═════ STORED DATA ═════
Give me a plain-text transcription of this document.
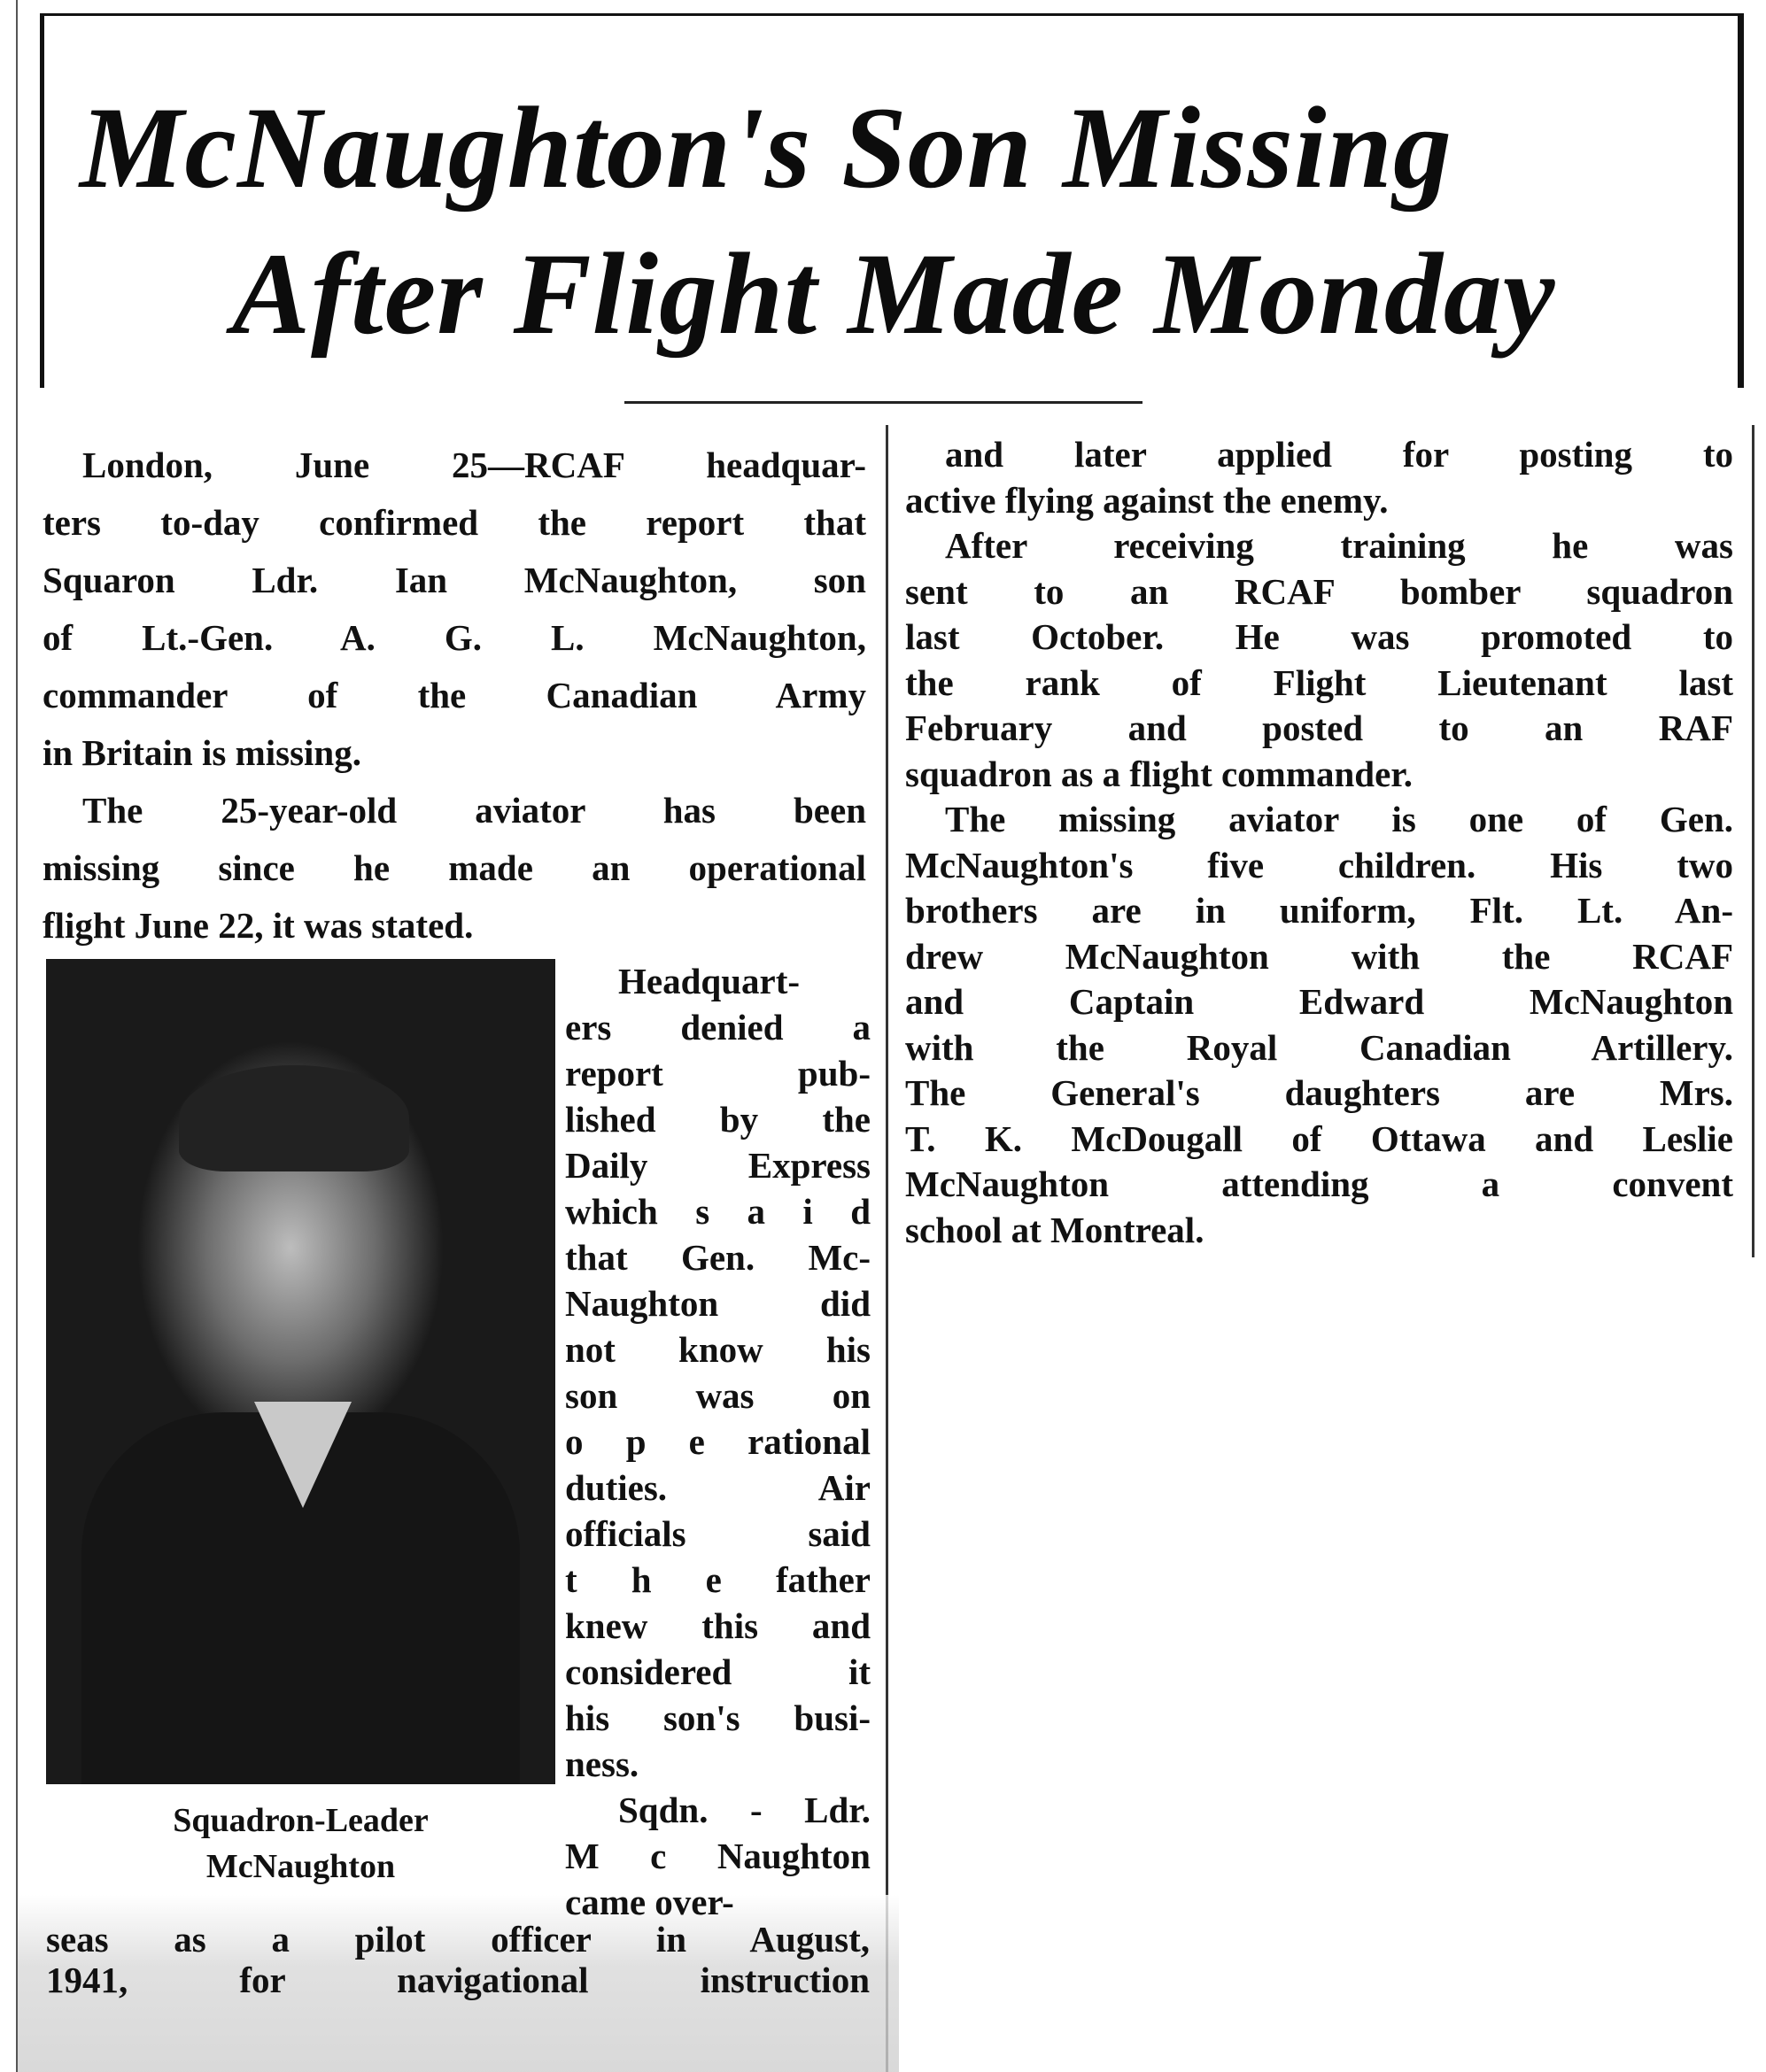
McNaughton's Son Missing
After Flight Made Monday
Squadron-Leader
McNaughton
London, June 25—RCAF headquar-
ters to-day confirmed the report that
Squaron Ldr. Ian McNaughton, son
of Lt.-Gen. A. G. L. McNaughton,
commander of the Canadian Army
in Britain is missing.
The 25-year-old aviator has been
missing since he made an operational
flight June 22, it was stated.
Headquart-
ers denied a
report pub-
lished by the
Daily Express
which s a i d
that Gen. Mc-
Naughton did
not know his
son was on
o p e rational
duties. Air
officials said
t h e father
knew this and
considered it
his son's busi-
ness.
Sqdn. - Ldr.
M c Naughton
came over-
seas as a pilot officer in August,
1941, for navigational instruction
and later applied for posting to
active flying against the enemy.
After receiving training he was
sent to an RCAF bomber squadron
last October. He was promoted to
the rank of Flight Lieutenant last
February and posted to an RAF
squadron as a flight commander.
The missing aviator is one of Gen.
McNaughton's five children. His two
brothers are in uniform, Flt. Lt. An-
drew McNaughton with the RCAF
and Captain Edward McNaughton
with the Royal Canadian Artillery.
The General's daughters are Mrs.
T. K. McDougall of Ottawa and Leslie
McNaughton attending a convent
school at Montreal.
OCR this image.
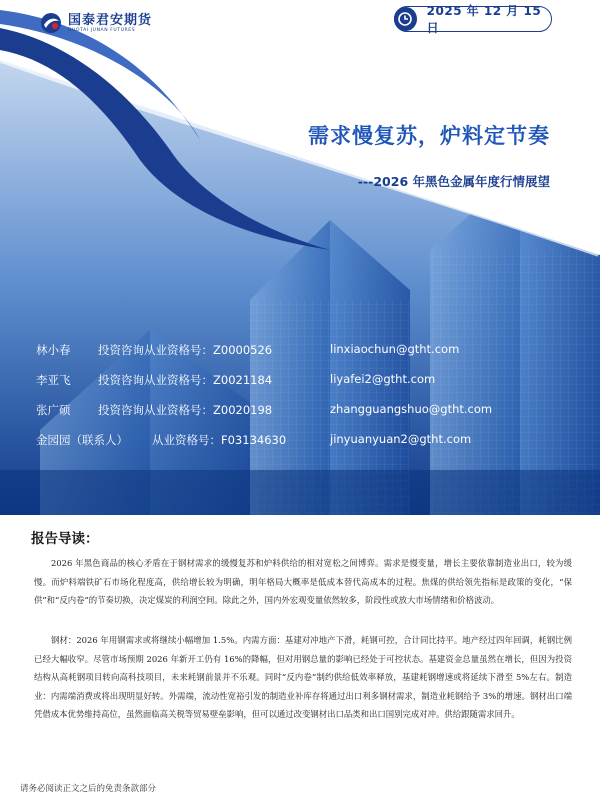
需求慢复苏，炉料定节奏
---2026 年黑色金属年度行情展望
林小春 投资咨询从业资格号：Z0000526	linxiaochun@gtht.com
李亚飞 投资咨询从业资格号：Z0021184	liyafei2@gtht.com
张广硕 投资咨询从业资格号：Z0020198	zhangguangshuo@gtht.com
金园园（联系人） 从业资格号：F03134630	jinyuanyuan2@gtht.com
国泰君安期货
GUOTAI JUNAN FUTURES
2025 年 12 月 15 日
报告导读：

2026 年黑色商品的核心矛盾在于钢材需求的缓慢复苏和炉料供给的相对宽松之间博弈。需求是慢变量，增长主要依靠制造业出口，较为缓慢。而炉料端铁矿石市场化程度高，供给增长较为明确，明年格局大概率是低成本替代高成本的过程。焦煤的供给领先指标是政策的变化，“保供”和“反内卷”的节奏切换，决定煤炭的利润空间。除此之外，国内外宏观变量依然较多，阶段性或放大市场情绪和价格波动。

钢材：2026 年用钢需求或将继续小幅增加 1.5%。内需方面：基建对冲地产下滑，耗钢可控，合计同比持平。地产经过四年回调，耗钢比例已经大幅收窄。尽管市场预期 2026 年新开工仍有 16%的降幅，但对用钢总量的影响已经处于可控状态。基建资金总量虽然在增长，但因为投资结构从高耗钢项目转向高科技项目，未来耗钢前景并不乐观。同时“反内卷”制约供给低效率释放，基建耗钢增速或将延续下滑至 5%左右。制造业：内需端消费或将出现明显好转。外需端，流动性宽裕引发的制造业补库存将通过出口利多钢材需求，制造业耗钢给予 3%的增速。钢材出口端凭借成本优势维持高位，虽然面临高关税等贸易壁垒影响，但可以通过改变钢材出口品类和出口国别完成对冲。供给跟随需求回升。

请务必阅读正文之后的免责条款部分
═════
AIM: In your copy of the listing above, reproduce each line exactly and omit all pictures.

RESPONSE FOR THIS EXERCISE:
Give me a plain-text transcription of this document.
McNaughton's Son Missing
After Flight Made Monday
Squadron-Leader
McNaughton
London, June 25—RCAF headquar-
ters to-day confirmed the report that
Squaron Ldr. Ian McNaughton, son
of Lt.-Gen. A. G. L. McNaughton,
commander of the Canadian Army
in Britain is missing.
The 25-year-old aviator has been
missing since he made an operational
flight June 22, it was stated.
Headquart-
ers denied a
report pub-
lished by the
Daily Express
which s a i d
that Gen. Mc-
Naughton did
not know his
son was on
o p e rational
duties. Air
officials said
t h e father
knew this and
considered it
his son's busi-
ness.
Sqdn. - Ldr.
M c Naughton
came over-
seas as a pilot officer in August,
1941, for navigational instruction
and later applied for posting to
active flying against the enemy.
After receiving training he was
sent to an RCAF bomber squadron
last October. He was promoted to
the rank of Flight Lieutenant last
February and posted to an RAF
squadron as a flight commander.
The missing aviator is one of Gen.
McNaughton's five children. His two
brothers are in uniform, Flt. Lt. An-
drew McNaughton with the RCAF
and Captain Edward McNaughton
with the Royal Canadian Artillery.
The General's daughters are Mrs.
T. K. McDougall of Ottawa and Leslie
McNaughton attending a convent
school at Montreal.
OCR this image.
需求慢复苏，炉料定节奏
---2026 年黑色金属年度行情展望
林小春 投资咨询从业资格号：Z0000526	linxiaochun@gtht.com
李亚飞 投资咨询从业资格号：Z0021184	liyafei2@gtht.com
张广硕 投资咨询从业资格号：Z0020198	zhangguangshuo@gtht.com
金园园（联系人） 从业资格号：F03134630	jinyuanyuan2@gtht.com
国泰君安期货
GUOTAI JUNAN FUTURES
2025 年 12 月 15 日
报告导读：

2026 年黑色商品的核心矛盾在于钢材需求的缓慢复苏和炉料供给的相对宽松之间博弈。需求是慢变量，增长主要依靠制造业出口，较为缓慢。而炉料端铁矿石市场化程度高，供给增长较为明确，明年格局大概率是低成本替代高成本的过程。焦煤的供给领先指标是政策的变化，“保供”和“反内卷”的节奏切换，决定煤炭的利润空间。除此之外，国内外宏观变量依然较多，阶段性或放大市场情绪和价格波动。

钢材：2026 年用钢需求或将继续小幅增加 1.5%。内需方面：基建对冲地产下滑，耗钢可控，合计同比持平。地产经过四年回调，耗钢比例已经大幅收窄。尽管市场预期 2026 年新开工仍有 16%的降幅，但对用钢总量的影响已经处于可控状态。基建资金总量虽然在增长，但因为投资结构从高耗钢项目转向高科技项目，未来耗钢前景并不乐观。同时“反内卷”制约供给低效率释放，基建耗钢增速或将延续下滑至 5%左右。制造业：内需端消费或将出现明显好转。外需端，流动性宽裕引发的制造业补库存将通过出口利多钢材需求，制造业耗钢给予 3%的增速。钢材出口端凭借成本优势维持高位，虽然面临高关税等贸易壁垒影响，但可以通过改变钢材出口品类和出口国别完成对冲。供给跟随需求回升。

请务必阅读正文之后的免责条款部分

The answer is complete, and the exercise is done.